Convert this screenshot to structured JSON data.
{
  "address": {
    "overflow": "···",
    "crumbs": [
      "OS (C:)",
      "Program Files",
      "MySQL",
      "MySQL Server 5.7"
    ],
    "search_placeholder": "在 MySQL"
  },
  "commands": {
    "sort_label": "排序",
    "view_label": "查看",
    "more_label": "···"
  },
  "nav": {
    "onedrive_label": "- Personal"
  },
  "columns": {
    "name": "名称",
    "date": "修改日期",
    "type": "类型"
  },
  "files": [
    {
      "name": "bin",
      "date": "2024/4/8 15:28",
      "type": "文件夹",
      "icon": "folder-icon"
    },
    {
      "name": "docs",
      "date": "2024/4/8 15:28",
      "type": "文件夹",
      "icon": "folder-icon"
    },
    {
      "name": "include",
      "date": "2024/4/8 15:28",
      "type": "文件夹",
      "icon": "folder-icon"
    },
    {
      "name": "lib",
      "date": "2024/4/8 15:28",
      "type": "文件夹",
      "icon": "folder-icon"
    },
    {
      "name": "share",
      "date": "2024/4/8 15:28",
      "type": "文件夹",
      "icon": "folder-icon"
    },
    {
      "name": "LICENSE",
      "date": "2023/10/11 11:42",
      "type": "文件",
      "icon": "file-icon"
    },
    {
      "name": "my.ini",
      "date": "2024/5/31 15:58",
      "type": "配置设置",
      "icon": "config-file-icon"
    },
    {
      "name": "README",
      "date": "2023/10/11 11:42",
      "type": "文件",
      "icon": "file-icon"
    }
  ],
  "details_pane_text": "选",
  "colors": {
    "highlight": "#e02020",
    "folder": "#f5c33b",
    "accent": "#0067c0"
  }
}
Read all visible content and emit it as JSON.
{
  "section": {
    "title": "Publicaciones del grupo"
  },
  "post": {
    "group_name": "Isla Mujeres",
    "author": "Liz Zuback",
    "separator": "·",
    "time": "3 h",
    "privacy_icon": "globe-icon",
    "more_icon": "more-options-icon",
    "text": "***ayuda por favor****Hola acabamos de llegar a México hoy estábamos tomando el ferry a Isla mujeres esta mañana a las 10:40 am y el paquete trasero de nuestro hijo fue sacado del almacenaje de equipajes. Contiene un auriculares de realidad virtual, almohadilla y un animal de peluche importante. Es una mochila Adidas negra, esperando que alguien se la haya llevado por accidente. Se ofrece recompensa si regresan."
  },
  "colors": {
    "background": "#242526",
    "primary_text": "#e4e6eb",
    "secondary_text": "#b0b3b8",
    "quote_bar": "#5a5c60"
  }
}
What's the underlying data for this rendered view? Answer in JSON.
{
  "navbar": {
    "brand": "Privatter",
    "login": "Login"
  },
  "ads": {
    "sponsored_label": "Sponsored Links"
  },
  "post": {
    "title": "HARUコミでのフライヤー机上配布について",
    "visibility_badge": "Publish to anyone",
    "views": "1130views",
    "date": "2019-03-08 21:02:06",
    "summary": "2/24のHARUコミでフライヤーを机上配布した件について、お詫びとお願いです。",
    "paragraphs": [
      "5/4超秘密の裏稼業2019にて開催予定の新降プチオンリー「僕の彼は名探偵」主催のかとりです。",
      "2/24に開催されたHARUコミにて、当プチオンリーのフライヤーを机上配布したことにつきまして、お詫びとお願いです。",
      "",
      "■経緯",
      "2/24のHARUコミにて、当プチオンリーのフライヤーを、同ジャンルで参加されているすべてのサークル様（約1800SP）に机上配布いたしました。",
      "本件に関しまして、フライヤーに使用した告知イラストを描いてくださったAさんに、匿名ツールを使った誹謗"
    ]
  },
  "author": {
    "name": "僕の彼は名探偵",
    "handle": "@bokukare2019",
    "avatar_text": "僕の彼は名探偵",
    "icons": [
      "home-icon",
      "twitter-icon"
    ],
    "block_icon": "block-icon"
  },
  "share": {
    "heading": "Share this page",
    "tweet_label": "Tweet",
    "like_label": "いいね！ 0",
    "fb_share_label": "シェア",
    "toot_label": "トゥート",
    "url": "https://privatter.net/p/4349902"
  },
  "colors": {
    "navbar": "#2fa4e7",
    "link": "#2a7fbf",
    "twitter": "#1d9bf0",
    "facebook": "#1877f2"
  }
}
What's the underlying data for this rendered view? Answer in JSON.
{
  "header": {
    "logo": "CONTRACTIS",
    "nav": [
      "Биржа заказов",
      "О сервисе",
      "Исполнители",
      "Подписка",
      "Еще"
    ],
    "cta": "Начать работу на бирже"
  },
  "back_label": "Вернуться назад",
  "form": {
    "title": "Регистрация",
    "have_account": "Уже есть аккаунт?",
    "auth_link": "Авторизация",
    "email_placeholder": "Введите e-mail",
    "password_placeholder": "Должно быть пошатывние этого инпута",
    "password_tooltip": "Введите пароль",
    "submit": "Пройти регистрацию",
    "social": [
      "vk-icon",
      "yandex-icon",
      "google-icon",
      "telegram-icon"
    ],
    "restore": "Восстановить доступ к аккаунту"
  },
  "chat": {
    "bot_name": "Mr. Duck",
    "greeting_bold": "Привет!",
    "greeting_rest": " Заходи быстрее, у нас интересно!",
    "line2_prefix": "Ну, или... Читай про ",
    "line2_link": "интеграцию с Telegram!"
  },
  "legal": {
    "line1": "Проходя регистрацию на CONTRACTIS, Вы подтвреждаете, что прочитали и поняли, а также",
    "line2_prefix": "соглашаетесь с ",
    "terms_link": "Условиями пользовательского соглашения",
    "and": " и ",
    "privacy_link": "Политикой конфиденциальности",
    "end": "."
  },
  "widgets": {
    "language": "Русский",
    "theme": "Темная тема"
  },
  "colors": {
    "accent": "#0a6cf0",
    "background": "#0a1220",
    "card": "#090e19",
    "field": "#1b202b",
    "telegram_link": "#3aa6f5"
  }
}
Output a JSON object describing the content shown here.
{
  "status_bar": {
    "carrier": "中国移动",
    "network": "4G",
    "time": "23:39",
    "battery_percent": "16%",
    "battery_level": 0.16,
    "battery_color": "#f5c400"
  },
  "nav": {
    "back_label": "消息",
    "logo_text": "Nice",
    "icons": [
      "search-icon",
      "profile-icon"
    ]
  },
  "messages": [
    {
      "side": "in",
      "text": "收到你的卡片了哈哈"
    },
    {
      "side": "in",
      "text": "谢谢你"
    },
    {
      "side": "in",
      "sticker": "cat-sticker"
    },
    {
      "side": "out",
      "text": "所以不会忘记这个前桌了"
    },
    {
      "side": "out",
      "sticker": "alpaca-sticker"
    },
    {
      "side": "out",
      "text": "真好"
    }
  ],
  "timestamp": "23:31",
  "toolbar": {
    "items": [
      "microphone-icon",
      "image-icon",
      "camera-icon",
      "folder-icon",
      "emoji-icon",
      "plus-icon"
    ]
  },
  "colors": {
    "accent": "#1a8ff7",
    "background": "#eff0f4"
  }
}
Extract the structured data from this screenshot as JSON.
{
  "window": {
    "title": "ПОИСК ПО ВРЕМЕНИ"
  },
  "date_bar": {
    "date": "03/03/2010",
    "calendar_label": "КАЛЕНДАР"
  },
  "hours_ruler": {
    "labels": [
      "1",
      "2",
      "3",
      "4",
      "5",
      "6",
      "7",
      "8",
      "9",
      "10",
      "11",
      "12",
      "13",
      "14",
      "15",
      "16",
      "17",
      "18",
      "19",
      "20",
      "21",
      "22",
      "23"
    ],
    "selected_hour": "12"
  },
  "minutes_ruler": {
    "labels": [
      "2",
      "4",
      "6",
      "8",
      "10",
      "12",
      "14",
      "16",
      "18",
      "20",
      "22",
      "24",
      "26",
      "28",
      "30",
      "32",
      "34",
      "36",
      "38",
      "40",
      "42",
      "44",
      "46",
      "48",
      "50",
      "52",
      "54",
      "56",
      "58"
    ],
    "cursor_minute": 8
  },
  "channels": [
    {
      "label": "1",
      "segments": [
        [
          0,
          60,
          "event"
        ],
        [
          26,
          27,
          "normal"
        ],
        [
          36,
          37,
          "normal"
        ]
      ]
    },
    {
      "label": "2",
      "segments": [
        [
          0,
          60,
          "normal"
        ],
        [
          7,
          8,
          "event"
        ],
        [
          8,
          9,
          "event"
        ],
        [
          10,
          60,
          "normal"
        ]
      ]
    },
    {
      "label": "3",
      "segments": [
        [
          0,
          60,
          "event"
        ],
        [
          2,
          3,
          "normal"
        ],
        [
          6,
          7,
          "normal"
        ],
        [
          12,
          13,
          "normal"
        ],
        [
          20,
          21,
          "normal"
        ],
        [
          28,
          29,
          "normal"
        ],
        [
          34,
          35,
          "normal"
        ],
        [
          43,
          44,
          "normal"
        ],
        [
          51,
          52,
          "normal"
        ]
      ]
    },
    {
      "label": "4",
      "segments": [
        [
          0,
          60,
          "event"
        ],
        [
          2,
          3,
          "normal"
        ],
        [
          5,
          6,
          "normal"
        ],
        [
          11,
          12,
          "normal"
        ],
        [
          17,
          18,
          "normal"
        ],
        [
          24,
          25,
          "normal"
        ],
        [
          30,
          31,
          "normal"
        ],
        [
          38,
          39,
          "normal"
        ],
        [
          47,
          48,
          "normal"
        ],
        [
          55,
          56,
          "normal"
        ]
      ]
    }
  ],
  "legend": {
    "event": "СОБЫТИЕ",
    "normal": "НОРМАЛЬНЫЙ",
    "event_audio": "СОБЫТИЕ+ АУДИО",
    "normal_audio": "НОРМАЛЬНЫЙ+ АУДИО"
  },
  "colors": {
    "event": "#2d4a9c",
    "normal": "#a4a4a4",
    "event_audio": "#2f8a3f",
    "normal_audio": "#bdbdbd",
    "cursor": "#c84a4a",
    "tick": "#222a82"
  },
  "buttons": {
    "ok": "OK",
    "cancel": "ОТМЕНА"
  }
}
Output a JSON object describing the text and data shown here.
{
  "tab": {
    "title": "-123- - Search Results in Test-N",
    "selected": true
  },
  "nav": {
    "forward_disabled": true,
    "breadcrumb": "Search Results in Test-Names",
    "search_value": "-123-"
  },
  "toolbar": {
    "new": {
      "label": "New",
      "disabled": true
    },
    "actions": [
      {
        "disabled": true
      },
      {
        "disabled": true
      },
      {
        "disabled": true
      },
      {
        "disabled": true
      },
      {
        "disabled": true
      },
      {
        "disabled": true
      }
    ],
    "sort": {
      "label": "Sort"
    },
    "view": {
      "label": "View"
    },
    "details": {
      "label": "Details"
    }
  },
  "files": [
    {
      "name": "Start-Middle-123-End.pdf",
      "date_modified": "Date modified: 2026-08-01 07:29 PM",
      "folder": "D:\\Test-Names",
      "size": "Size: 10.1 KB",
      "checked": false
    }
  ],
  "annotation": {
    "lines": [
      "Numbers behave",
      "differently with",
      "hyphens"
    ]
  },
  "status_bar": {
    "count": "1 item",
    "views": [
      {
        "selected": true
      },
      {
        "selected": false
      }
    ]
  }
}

• • • •

State, as a bare number, how many lines of the listing hold the word "Output".

2